▶ _Exercise instructions_: Track down every line below that holds "xlabel" and copy it.

-- START Materials provided --

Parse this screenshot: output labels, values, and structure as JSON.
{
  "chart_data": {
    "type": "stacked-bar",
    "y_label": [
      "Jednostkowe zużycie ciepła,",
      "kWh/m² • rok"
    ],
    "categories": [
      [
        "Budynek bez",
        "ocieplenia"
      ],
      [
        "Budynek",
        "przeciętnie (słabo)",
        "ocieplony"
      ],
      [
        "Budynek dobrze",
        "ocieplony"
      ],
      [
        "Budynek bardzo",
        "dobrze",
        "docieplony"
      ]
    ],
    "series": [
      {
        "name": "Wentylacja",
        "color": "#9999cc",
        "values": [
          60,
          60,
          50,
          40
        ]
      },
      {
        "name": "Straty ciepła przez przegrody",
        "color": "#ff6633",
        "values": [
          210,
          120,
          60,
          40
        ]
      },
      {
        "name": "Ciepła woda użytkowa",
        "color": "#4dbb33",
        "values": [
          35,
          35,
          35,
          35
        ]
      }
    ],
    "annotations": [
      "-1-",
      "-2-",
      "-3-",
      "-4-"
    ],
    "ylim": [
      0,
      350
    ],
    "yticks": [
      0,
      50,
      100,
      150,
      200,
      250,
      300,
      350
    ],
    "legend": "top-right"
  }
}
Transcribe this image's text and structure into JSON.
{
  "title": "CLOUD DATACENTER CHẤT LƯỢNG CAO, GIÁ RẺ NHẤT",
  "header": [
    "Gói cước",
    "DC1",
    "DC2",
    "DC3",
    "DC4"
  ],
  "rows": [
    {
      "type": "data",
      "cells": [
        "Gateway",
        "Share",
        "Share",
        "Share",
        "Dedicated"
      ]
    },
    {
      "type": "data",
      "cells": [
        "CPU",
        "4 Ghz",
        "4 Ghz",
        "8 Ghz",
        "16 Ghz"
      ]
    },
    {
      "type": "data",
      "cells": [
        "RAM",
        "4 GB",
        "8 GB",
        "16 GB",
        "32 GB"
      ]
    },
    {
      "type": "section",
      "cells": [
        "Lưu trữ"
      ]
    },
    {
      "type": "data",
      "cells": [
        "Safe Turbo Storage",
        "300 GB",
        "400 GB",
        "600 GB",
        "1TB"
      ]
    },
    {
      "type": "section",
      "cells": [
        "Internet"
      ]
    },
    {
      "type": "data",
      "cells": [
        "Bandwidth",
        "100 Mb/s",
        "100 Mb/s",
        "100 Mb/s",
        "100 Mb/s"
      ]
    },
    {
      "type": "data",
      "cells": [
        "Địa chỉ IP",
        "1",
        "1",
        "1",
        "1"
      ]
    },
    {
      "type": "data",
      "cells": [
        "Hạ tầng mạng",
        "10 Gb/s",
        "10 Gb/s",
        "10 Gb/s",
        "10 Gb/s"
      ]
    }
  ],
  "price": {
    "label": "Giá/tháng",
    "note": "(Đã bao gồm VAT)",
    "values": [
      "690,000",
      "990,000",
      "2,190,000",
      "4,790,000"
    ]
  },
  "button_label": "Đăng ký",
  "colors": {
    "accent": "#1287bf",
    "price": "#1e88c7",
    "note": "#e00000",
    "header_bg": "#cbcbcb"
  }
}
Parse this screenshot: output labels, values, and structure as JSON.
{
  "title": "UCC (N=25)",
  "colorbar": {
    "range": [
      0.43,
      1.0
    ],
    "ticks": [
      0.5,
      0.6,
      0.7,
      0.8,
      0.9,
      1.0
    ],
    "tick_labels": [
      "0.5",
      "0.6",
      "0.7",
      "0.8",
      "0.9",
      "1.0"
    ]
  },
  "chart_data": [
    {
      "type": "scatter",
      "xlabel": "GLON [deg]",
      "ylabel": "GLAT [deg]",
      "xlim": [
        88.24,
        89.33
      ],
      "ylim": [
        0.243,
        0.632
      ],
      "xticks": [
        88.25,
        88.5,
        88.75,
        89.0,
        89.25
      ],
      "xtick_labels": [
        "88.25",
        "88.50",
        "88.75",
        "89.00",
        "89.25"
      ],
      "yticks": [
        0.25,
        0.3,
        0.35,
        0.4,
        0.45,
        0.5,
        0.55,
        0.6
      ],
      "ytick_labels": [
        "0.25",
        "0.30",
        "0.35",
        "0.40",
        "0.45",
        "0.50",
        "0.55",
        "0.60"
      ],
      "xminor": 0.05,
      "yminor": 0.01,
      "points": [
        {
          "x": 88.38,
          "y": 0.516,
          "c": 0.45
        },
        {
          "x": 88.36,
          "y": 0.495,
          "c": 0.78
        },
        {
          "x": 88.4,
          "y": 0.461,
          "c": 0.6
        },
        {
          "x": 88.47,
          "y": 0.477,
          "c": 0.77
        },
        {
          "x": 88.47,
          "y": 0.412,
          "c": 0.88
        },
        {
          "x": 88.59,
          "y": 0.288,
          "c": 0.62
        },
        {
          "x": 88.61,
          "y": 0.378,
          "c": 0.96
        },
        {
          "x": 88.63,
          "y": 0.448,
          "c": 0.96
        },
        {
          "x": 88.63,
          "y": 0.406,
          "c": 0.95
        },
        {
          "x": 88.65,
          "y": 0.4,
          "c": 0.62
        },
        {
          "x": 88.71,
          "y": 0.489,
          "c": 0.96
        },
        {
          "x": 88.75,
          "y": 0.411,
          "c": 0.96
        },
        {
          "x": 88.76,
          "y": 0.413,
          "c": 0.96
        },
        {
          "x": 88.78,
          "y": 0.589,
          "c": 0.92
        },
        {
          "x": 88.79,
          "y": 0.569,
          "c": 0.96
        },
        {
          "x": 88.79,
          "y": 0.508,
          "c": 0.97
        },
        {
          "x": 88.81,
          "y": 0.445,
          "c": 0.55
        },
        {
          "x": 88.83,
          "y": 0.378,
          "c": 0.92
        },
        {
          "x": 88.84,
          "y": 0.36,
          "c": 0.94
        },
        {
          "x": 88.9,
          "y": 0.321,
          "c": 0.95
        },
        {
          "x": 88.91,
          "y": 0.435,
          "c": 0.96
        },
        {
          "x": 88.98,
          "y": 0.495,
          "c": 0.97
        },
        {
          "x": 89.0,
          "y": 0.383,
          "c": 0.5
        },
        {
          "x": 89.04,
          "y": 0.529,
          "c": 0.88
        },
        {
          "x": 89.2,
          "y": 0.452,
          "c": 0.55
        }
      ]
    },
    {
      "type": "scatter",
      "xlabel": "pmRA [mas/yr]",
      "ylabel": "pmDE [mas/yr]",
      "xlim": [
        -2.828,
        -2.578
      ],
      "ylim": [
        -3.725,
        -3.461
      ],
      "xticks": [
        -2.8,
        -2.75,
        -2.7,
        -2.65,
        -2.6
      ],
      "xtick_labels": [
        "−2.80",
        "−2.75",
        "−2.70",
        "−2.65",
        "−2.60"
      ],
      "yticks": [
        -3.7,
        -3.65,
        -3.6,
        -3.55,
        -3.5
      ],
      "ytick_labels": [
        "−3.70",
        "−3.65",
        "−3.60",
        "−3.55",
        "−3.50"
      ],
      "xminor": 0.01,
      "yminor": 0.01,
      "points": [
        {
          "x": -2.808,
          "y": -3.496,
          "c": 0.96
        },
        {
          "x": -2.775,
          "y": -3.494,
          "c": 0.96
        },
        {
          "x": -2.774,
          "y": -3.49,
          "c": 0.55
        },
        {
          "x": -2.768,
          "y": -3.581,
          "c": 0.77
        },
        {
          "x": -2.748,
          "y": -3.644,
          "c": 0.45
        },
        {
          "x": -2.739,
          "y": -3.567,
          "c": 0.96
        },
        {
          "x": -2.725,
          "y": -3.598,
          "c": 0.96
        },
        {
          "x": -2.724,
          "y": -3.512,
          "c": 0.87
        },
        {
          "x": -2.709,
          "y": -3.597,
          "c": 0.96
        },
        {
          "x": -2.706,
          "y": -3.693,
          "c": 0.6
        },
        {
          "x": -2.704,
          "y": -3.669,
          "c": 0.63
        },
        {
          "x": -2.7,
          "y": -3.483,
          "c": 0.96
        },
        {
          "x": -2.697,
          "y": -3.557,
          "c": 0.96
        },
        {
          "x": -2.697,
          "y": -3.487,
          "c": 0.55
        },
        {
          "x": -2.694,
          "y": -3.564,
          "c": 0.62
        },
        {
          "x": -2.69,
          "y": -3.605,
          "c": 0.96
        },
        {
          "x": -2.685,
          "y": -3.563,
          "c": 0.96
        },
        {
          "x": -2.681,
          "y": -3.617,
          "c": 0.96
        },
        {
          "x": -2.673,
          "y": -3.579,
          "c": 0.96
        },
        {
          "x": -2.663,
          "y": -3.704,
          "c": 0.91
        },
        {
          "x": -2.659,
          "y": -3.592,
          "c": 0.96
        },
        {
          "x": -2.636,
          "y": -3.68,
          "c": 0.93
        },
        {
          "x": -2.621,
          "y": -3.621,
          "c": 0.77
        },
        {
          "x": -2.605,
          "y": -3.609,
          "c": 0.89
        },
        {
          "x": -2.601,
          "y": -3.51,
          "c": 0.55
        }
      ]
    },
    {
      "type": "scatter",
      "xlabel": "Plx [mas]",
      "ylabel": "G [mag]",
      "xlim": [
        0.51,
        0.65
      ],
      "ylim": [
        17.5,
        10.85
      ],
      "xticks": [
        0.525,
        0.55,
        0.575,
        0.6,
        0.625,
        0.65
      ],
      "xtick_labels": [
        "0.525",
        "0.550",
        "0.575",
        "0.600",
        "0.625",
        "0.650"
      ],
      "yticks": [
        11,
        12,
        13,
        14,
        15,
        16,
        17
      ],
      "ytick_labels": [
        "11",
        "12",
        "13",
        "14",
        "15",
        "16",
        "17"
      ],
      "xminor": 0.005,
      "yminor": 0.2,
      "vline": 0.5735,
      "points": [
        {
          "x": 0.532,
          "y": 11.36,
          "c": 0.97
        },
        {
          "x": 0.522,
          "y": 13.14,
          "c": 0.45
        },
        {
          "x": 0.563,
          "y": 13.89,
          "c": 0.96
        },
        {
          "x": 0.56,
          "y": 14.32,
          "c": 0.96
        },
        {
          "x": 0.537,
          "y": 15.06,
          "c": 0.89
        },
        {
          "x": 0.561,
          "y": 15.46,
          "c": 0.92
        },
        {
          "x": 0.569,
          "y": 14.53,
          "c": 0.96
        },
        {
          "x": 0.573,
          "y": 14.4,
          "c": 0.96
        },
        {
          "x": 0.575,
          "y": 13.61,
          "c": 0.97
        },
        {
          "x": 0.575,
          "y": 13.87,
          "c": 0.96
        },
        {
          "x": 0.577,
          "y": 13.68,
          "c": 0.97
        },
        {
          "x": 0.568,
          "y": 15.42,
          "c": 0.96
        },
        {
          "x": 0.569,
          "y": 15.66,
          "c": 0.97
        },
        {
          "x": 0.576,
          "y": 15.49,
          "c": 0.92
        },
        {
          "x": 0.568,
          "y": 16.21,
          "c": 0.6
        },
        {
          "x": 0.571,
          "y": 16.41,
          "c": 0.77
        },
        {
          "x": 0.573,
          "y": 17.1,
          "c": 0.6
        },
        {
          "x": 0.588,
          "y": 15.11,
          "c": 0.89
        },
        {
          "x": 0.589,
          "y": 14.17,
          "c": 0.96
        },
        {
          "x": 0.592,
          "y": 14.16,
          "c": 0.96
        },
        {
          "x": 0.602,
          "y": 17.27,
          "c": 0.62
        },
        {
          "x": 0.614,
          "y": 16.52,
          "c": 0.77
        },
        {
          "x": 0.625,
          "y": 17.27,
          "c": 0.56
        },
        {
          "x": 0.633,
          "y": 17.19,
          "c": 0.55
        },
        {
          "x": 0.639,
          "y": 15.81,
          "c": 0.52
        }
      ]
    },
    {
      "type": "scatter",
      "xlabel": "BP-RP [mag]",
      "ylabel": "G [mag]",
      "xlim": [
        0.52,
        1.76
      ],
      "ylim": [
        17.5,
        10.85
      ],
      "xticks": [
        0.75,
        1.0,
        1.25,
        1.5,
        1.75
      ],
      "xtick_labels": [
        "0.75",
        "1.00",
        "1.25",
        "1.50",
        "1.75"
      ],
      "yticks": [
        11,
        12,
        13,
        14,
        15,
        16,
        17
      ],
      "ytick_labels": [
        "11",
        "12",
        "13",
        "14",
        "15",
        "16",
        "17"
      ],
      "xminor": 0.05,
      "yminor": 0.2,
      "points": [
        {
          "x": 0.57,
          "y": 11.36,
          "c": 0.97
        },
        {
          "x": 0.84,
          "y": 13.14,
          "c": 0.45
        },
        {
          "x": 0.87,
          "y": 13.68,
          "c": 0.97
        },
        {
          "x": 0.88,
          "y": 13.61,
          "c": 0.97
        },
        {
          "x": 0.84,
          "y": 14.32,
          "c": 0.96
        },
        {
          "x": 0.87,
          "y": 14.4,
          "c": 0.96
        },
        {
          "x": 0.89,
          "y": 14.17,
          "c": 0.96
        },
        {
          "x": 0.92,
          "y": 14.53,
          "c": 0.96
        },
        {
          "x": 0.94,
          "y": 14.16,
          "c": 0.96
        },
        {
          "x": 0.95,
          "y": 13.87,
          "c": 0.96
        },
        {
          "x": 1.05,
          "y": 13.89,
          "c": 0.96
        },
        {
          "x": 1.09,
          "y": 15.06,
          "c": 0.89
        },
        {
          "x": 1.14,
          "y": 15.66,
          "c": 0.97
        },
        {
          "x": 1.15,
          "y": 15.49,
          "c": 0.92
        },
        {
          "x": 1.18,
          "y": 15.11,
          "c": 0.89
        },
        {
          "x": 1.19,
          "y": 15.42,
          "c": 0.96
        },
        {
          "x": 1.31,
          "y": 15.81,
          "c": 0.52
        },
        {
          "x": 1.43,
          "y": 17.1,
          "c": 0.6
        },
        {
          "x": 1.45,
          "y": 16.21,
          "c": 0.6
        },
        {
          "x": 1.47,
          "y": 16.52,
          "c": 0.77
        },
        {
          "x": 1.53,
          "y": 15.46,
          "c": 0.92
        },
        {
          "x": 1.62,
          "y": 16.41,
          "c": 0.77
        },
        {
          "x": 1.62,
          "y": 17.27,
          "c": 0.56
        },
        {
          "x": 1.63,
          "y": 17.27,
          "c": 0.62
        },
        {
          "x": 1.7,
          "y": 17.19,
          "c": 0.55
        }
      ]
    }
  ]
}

-- END Materials provided --

▶ _Response below_:
      "xlabel": "GLON [deg]",
      "xlabel": "pmRA [mas/yr]",
      "xlabel": "Plx [mas]",
      "xlabel": "BP-RP [mag]",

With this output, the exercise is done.